━━━ MATERIAL FOR THIS TASK

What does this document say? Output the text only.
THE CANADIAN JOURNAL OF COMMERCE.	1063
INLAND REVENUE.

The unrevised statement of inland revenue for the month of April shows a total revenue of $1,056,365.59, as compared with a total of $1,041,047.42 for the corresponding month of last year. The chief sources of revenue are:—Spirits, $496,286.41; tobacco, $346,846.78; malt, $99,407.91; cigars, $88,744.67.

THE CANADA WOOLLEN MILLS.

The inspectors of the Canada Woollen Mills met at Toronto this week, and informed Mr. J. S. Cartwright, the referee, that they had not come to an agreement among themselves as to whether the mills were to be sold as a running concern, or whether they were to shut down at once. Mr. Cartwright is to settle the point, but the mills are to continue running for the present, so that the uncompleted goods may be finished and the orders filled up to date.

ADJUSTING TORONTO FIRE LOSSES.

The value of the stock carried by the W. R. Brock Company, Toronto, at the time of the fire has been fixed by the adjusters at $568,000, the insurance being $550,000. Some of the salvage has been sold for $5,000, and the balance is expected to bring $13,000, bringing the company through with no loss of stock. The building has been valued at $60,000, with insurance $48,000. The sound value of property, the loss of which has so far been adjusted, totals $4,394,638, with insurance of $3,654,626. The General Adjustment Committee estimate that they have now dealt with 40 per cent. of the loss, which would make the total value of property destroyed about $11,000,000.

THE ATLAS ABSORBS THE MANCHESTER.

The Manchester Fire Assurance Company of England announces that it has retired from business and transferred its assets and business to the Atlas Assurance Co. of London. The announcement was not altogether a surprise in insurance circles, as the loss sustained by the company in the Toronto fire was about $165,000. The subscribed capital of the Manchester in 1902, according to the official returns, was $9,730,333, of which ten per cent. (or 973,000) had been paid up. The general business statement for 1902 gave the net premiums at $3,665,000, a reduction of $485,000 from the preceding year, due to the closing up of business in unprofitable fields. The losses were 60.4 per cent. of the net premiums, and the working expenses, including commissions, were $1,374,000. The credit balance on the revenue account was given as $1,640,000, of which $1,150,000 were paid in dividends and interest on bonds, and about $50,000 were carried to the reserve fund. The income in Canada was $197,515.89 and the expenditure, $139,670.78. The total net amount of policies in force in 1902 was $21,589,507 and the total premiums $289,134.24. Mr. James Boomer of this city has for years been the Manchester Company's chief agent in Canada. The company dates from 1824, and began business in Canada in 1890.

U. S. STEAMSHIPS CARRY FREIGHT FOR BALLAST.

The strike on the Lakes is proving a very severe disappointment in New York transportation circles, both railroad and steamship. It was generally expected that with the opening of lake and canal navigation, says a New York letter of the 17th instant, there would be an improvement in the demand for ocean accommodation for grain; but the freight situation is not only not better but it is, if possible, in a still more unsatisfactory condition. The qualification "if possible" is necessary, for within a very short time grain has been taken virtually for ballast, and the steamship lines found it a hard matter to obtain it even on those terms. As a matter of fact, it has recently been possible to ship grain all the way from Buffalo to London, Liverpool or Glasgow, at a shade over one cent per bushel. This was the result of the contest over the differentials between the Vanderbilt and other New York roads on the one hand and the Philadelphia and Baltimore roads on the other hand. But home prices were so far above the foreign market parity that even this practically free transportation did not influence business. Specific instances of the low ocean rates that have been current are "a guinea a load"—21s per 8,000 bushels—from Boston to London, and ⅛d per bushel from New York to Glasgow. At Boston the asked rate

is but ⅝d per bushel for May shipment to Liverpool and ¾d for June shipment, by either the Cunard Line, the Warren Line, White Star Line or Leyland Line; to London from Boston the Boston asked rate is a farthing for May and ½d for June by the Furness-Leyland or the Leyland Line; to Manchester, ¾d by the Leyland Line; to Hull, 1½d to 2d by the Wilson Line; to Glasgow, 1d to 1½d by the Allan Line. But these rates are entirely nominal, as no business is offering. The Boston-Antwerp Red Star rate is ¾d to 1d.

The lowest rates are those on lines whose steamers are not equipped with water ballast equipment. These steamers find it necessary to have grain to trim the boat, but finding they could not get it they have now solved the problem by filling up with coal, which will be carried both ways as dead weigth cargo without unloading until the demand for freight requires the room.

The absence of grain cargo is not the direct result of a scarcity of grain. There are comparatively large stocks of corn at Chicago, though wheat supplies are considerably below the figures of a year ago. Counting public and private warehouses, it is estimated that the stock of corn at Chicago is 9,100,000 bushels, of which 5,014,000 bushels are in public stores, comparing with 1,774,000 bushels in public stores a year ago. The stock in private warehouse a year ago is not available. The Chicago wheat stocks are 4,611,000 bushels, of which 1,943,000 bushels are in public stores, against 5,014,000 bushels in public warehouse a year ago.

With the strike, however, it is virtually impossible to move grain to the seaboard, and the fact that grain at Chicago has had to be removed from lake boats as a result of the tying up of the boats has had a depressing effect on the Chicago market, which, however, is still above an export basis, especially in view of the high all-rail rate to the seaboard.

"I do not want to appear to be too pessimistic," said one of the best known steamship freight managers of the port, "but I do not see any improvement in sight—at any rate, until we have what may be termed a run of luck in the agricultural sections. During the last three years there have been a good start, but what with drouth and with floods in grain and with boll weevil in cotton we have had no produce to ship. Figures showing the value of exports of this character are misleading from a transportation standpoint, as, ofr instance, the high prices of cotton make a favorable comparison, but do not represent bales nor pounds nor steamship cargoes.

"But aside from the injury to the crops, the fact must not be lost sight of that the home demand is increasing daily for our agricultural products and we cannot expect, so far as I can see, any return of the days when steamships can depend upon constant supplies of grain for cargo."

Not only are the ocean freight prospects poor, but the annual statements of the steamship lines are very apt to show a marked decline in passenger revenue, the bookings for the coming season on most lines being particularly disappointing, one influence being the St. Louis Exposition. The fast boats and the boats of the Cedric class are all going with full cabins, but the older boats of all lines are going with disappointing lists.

━━━━━━

All of the material above needs to be retyped word for word.

What does this document say? Output the text only.
THE CANADIAN JOURNAL OF COMMERCE.	1063
INLAND REVENUE.

The unrevised statement of inland revenue for the month of April shows a total revenue of $1,056,365.59, as compared with a total of $1,041,047.42 for the corresponding month of last year. The chief sources of revenue are:—Spirits, $496,286.41; tobacco, $346,846.78; malt, $99,407.91; cigars, $88,744.67.

THE CANADA WOOLLEN MILLS.

The inspectors of the Canada Woollen Mills met at Toronto this week, and informed Mr. J. S. Cartwright, the referee, that they had not come to an agreement among themselves as to whether the mills were to be sold as a running concern, or whether they were to shut down at once. Mr. Cartwright is to settle the point, but the mills are to continue running for the present, so that the uncompleted goods may be finished and the orders filled up to date.

ADJUSTING TORONTO FIRE LOSSES.

The value of the stock carried by the W. R. Brock Company, Toronto, at the time of the fire has been fixed by the adjusters at $568,000, the insurance being $550,000. Some of the salvage has been sold for $5,000, and the balance is expected to bring $13,000, bringing the company through with no loss of stock. The building has been valued at $60,000, with insurance $48,000. The sound value of property, the loss of which has so far been adjusted, totals $4,394,638, with insurance of $3,654,626. The General Adjustment Committee estimate that they have now dealt with 40 per cent. of the loss, which would make the total value of property destroyed about $11,000,000.

THE ATLAS ABSORBS THE MANCHESTER.

The Manchester Fire Assurance Company of England announces that it has retired from business and transferred its assets and business to the Atlas Assurance Co. of London. The announcement was not altogether a surprise in insurance circles, as the loss sustained by the company in the Toronto fire was about $165,000. The subscribed capital of the Manchester in 1902, according to the official returns, was $9,730,333, of which ten per cent. (or 973,000) had been paid up. The general business statement for 1902 gave the net premiums at $3,665,000, a reduction of $485,000 from the preceding year, due to the closing up of business in unprofitable fields. The losses were 60.4 per cent. of the net premiums, and the working expenses, including commissions, were $1,374,000. The credit balance on the revenue account was given as $1,640,000, of which $1,150,000 were paid in dividends and interest on bonds, and about $50,000 were carried to the reserve fund. The income in Canada was $197,515.89 and the expenditure, $139,670.78. The total net amount of policies in force in 1902 was $21,589,507 and the total premiums $289,134.24. Mr. James Boomer of this city has for years been the Manchester Company's chief agent in Canada. The company dates from 1824, and began business in Canada in 1890.

U. S. STEAMSHIPS CARRY FREIGHT FOR BALLAST.

The strike on the Lakes is proving a very severe disappointment in New York transportation circles, both railroad and steamship. It was generally expected that with the opening of lake and canal navigation, says a New York letter of the 17th instant, there would be an improvement in the demand for ocean accommodation for grain; but the freight situation is not only not better but it is, if possible, in a still more unsatisfactory condition. The qualification "if possible" is necessary, for within a very short time grain has been taken virtually for ballast, and the steamship lines found it a hard matter to obtain it even on those terms. As a matter of fact, it has recently been possible to ship grain all the way from Buffalo to London, Liverpool or Glasgow, at a shade over one cent per bushel. This was the result of the contest over the differentials between the Vanderbilt and other New York roads on the one hand and the Philadelphia and Baltimore roads on the other hand. But home prices were so far above the foreign market parity that even this practically free transportation did not influence business. Specific instances of the low ocean rates that have been current are "a guinea a load"—21s per 8,000 bushels—from Boston to London, and ⅛d per bushel from New York to Glasgow. At Boston the asked rate

is but ⅝d per bushel for May shipment to Liverpool and ¾d for June shipment, by either the Cunard Line, the Warren Line, White Star Line or Leyland Line; to London from Boston the Boston asked rate is a farthing for May and ½d for June by the Furness-Leyland or the Leyland Line; to Manchester, ¾d by the Leyland Line; to Hull, 1½d to 2d by the Wilson Line; to Glasgow, 1d to 1½d by the Allan Line. But these rates are entirely nominal, as no business is offering. The Boston-Antwerp Red Star rate is ¾d to 1d.

The lowest rates are those on lines whose steamers are not equipped with water ballast equipment. These steamers find it necessary to have grain to trim the boat, but finding they could not get it they have now solved the problem by filling up with coal, which will be carried both ways as dead weigth cargo without unloading until the demand for freight requires the room.

The absence of grain cargo is not the direct result of a scarcity of grain. There are comparatively large stocks of corn at Chicago, though wheat supplies are considerably below the figures of a year ago. Counting public and private warehouses, it is estimated that the stock of corn at Chicago is 9,100,000 bushels, of which 5,014,000 bushels are in public stores, comparing with 1,774,000 bushels in public stores a year ago. The stock in private warehouse a year ago is not available. The Chicago wheat stocks are 4,611,000 bushels, of which 1,943,000 bushels are in public stores, against 5,014,000 bushels in public warehouse a year ago.

With the strike, however, it is virtually impossible to move grain to the seaboard, and the fact that grain at Chicago has had to be removed from lake boats as a result of the tying up of the boats has had a depressing effect on the Chicago market, which, however, is still above an export basis, especially in view of the high all-rail rate to the seaboard.

"I do not want to appear to be too pessimistic," said one of the best known steamship freight managers of the port, "but I do not see any improvement in sight—at any rate, until we have what may be termed a run of luck in the agricultural sections. During the last three years there have been a good start, but what with drouth and with floods in grain and with boll weevil in cotton we have had no produce to ship. Figures showing the value of exports of this character are misleading from a transportation standpoint, as, ofr instance, the high prices of cotton make a favorable comparison, but do not represent bales nor pounds nor steamship cargoes.

"But aside from the injury to the crops, the fact must not be lost sight of that the home demand is increasing daily for our agricultural products and we cannot expect, so far as I can see, any return of the days when steamships can depend upon constant supplies of grain for cargo."

Not only are the ocean freight prospects poor, but the annual statements of the steamship lines are very apt to show a marked decline in passenger revenue, the bookings for the coming season on most lines being particularly disappointing, one influence being the St. Louis Exposition. The fast boats and the boats of the Cedric class are all going with full cabins, but the older boats of all lines are going with disappointing lists.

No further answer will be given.